## Goal of the exercise
Present the following data again exactly as it is shown.

>> START Listed entries

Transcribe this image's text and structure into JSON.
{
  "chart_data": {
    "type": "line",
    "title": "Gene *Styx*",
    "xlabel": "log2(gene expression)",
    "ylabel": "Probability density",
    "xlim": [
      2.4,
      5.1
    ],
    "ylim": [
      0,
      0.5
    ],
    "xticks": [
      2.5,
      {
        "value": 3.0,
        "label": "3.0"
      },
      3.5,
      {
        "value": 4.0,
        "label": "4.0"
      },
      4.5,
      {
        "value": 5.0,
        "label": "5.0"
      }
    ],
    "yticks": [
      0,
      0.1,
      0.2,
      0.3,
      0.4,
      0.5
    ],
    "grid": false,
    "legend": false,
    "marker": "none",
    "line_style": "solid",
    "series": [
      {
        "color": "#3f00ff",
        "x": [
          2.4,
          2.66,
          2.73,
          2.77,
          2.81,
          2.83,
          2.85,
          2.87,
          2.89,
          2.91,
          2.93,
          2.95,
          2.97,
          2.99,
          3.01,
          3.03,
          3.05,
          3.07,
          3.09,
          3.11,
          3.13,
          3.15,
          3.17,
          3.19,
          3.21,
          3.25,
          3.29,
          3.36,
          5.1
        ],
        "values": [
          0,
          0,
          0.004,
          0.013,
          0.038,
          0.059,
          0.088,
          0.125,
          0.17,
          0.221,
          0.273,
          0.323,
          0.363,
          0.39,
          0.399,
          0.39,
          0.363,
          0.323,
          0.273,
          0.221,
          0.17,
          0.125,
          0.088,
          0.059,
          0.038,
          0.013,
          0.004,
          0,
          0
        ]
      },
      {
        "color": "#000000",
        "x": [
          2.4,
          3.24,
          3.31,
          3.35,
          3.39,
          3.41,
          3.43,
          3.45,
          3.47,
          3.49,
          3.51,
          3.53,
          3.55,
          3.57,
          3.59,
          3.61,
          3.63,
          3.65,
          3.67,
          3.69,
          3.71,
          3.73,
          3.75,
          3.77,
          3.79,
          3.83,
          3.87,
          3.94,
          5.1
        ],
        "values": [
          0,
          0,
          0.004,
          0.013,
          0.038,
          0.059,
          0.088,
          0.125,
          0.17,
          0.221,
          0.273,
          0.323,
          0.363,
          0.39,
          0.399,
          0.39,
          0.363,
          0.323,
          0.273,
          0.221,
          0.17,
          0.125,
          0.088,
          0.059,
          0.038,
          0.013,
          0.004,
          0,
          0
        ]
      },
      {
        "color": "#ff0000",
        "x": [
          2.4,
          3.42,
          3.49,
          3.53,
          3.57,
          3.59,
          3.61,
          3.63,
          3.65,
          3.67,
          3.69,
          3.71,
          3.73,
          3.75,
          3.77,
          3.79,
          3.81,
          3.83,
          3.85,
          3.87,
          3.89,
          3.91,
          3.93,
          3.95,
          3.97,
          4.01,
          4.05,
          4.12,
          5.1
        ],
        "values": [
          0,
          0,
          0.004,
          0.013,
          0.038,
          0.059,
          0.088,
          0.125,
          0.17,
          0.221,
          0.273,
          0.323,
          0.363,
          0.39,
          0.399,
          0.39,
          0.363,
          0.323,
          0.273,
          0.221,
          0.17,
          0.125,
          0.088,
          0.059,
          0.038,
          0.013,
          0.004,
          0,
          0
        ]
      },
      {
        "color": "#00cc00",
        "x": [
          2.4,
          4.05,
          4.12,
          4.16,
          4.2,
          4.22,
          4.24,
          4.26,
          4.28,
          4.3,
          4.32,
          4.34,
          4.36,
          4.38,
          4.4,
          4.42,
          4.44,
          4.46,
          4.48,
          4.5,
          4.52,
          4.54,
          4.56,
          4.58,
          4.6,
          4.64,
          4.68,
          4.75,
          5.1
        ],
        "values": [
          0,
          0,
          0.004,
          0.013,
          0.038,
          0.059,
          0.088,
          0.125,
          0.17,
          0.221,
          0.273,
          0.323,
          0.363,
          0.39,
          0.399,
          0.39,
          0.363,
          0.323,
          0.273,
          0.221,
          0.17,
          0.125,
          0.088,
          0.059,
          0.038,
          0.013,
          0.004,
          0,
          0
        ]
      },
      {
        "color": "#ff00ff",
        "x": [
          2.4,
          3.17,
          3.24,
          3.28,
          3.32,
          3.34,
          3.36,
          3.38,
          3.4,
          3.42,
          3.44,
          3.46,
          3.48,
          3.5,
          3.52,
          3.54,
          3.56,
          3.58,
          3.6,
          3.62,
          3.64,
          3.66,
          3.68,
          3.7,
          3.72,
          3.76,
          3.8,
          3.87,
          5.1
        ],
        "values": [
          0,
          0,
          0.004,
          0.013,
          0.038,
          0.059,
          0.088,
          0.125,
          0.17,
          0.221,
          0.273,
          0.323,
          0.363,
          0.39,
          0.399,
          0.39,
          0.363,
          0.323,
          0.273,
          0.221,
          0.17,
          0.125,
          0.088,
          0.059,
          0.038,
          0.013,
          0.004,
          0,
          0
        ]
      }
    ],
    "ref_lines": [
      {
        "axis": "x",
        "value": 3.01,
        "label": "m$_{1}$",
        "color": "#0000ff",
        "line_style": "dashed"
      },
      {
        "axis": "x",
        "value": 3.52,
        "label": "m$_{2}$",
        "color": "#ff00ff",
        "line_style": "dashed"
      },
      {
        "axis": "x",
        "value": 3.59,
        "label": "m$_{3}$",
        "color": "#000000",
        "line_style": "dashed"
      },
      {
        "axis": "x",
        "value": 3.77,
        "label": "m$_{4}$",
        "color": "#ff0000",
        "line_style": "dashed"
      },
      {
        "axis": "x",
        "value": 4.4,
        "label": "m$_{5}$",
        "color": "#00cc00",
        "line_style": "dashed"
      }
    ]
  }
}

>> END Listed entries

## Completed exercise
Transcribe this image's text and structure into JSON.
{
  "chart_data": {
    "type": "line",
    "title": "Gene *Styx*",
    "xlabel": "log2(gene expression)",
    "ylabel": "Probability density",
    "xlim": [
      2.4,
      5.1
    ],
    "ylim": [
      0,
      0.5
    ],
    "xticks": [
      2.5,
      {
        "value": 3.0,
        "label": "3.0"
      },
      3.5,
      {
        "value": 4.0,
        "label": "4.0"
      },
      4.5,
      {
        "value": 5.0,
        "label": "5.0"
      }
    ],
    "yticks": [
      0,
      0.1,
      0.2,
      0.3,
      0.4,
      0.5
    ],
    "grid": false,
    "legend": false,
    "marker": "none",
    "line_style": "solid",
    "series": [
      {
        "color": "#3f00ff",
        "x": [
          2.4,
          2.66,
          2.73,
          2.77,
          2.81,
          2.83,
          2.85,
          2.87,
          2.89,
          2.91,
          2.93,
          2.95,
          2.97,
          2.99,
          3.01,
          3.03,
          3.05,
          3.07,
          3.09,
          3.11,
          3.13,
          3.15,
          3.17,
          3.19,
          3.21,
          3.25,
          3.29,
          3.36,
          5.1
        ],
        "values": [
          0,
          0,
          0.004,
          0.013,
          0.038,
          0.059,
          0.088,
          0.125,
          0.17,
          0.221,
          0.273,
          0.323,
          0.363,
          0.39,
          0.399,
          0.39,
          0.363,
          0.323,
          0.273,
          0.221,
          0.17,
          0.125,
          0.088,
          0.059,
          0.038,
          0.013,
          0.004,
          0,
          0
        ]
      },
      {
        "color": "#000000",
        "x": [
          2.4,
          3.24,
          3.31,
          3.35,
          3.39,
          3.41,
          3.43,
          3.45,
          3.47,
          3.49,
          3.51,
          3.53,
          3.55,
          3.57,
          3.59,
          3.61,
          3.63,
          3.65,
          3.67,
          3.69,
          3.71,
          3.73,
          3.75,
          3.77,
          3.79,
          3.83,
          3.87,
          3.94,
          5.1
        ],
        "values": [
          0,
          0,
          0.004,
          0.013,
          0.038,
          0.059,
          0.088,
          0.125,
          0.17,
          0.221,
          0.273,
          0.323,
          0.363,
          0.39,
          0.399,
          0.39,
          0.363,
          0.323,
          0.273,
          0.221,
          0.17,
          0.125,
          0.088,
          0.059,
          0.038,
          0.013,
          0.004,
          0,
          0
        ]
      },
      {
        "color": "#ff0000",
        "x": [
          2.4,
          3.42,
          3.49,
          3.53,
          3.57,
          3.59,
          3.61,
          3.63,
          3.65,
          3.67,
          3.69,
          3.71,
          3.73,
          3.75,
          3.77,
          3.79,
          3.81,
          3.83,
          3.85,
          3.87,
          3.89,
          3.91,
          3.93,
          3.95,
          3.97,
          4.01,
          4.05,
          4.12,
          5.1
        ],
        "values": [
          0,
          0,
          0.004,
          0.013,
          0.038,
          0.059,
          0.088,
          0.125,
          0.17,
          0.221,
          0.273,
          0.323,
          0.363,
          0.39,
          0.399,
          0.39,
          0.363,
          0.323,
          0.273,
          0.221,
          0.17,
          0.125,
          0.088,
          0.059,
          0.038,
          0.013,
          0.004,
          0,
          0
        ]
      },
      {
        "color": "#00cc00",
        "x": [
          2.4,
          4.05,
          4.12,
          4.16,
          4.2,
          4.22,
          4.24,
          4.26,
          4.28,
          4.3,
          4.32,
          4.34,
          4.36,
          4.38,
          4.4,
          4.42,
          4.44,
          4.46,
          4.48,
          4.5,
          4.52,
          4.54,
          4.56,
          4.58,
          4.6,
          4.64,
          4.68,
          4.75,
          5.1
        ],
        "values": [
          0,
          0,
          0.004,
          0.013,
          0.038,
          0.059,
          0.088,
          0.125,
          0.17,
          0.221,
          0.273,
          0.323,
          0.363,
          0.39,
          0.399,
          0.39,
          0.363,
          0.323,
          0.273,
          0.221,
          0.17,
          0.125,
          0.088,
          0.059,
          0.038,
          0.013,
          0.004,
          0,
          0
        ]
      },
      {
        "color": "#ff00ff",
        "x": [
          2.4,
          3.17,
          3.24,
          3.28,
          3.32,
          3.34,
          3.36,
          3.38,
          3.4,
          3.42,
          3.44,
          3.46,
          3.48,
          3.5,
          3.52,
          3.54,
          3.56,
          3.58,
          3.6,
          3.62,
          3.64,
          3.66,
          3.68,
          3.7,
          3.72,
          3.76,
          3.8,
          3.87,
          5.1
        ],
        "values": [
          0,
          0,
          0.004,
          0.013,
          0.038,
          0.059,
          0.088,
          0.125,
          0.17,
          0.221,
          0.273,
          0.323,
          0.363,
          0.39,
          0.399,
          0.39,
          0.363,
          0.323,
          0.273,
          0.221,
          0.17,
          0.125,
          0.088,
          0.059,
          0.038,
          0.013,
          0.004,
          0,
          0
        ]
      }
    ],
    "ref_lines": [
      {
        "axis": "x",
        "value": 3.01,
        "label": "m$_{1}$",
        "color": "#0000ff",
        "line_style": "dashed"
      },
      {
        "axis": "x",
        "value": 3.52,
        "label": "m$_{2}$",
        "color": "#ff00ff",
        "line_style": "dashed"
      },
      {
        "axis": "x",
        "value": 3.59,
        "label": "m$_{3}$",
        "color": "#000000",
        "line_style": "dashed"
      },
      {
        "axis": "x",
        "value": 3.77,
        "label": "m$_{4}$",
        "color": "#ff0000",
        "line_style": "dashed"
      },
      {
        "axis": "x",
        "value": 4.4,
        "label": "m$_{5}$",
        "color": "#00cc00",
        "line_style": "dashed"
      }
    ]
  }
}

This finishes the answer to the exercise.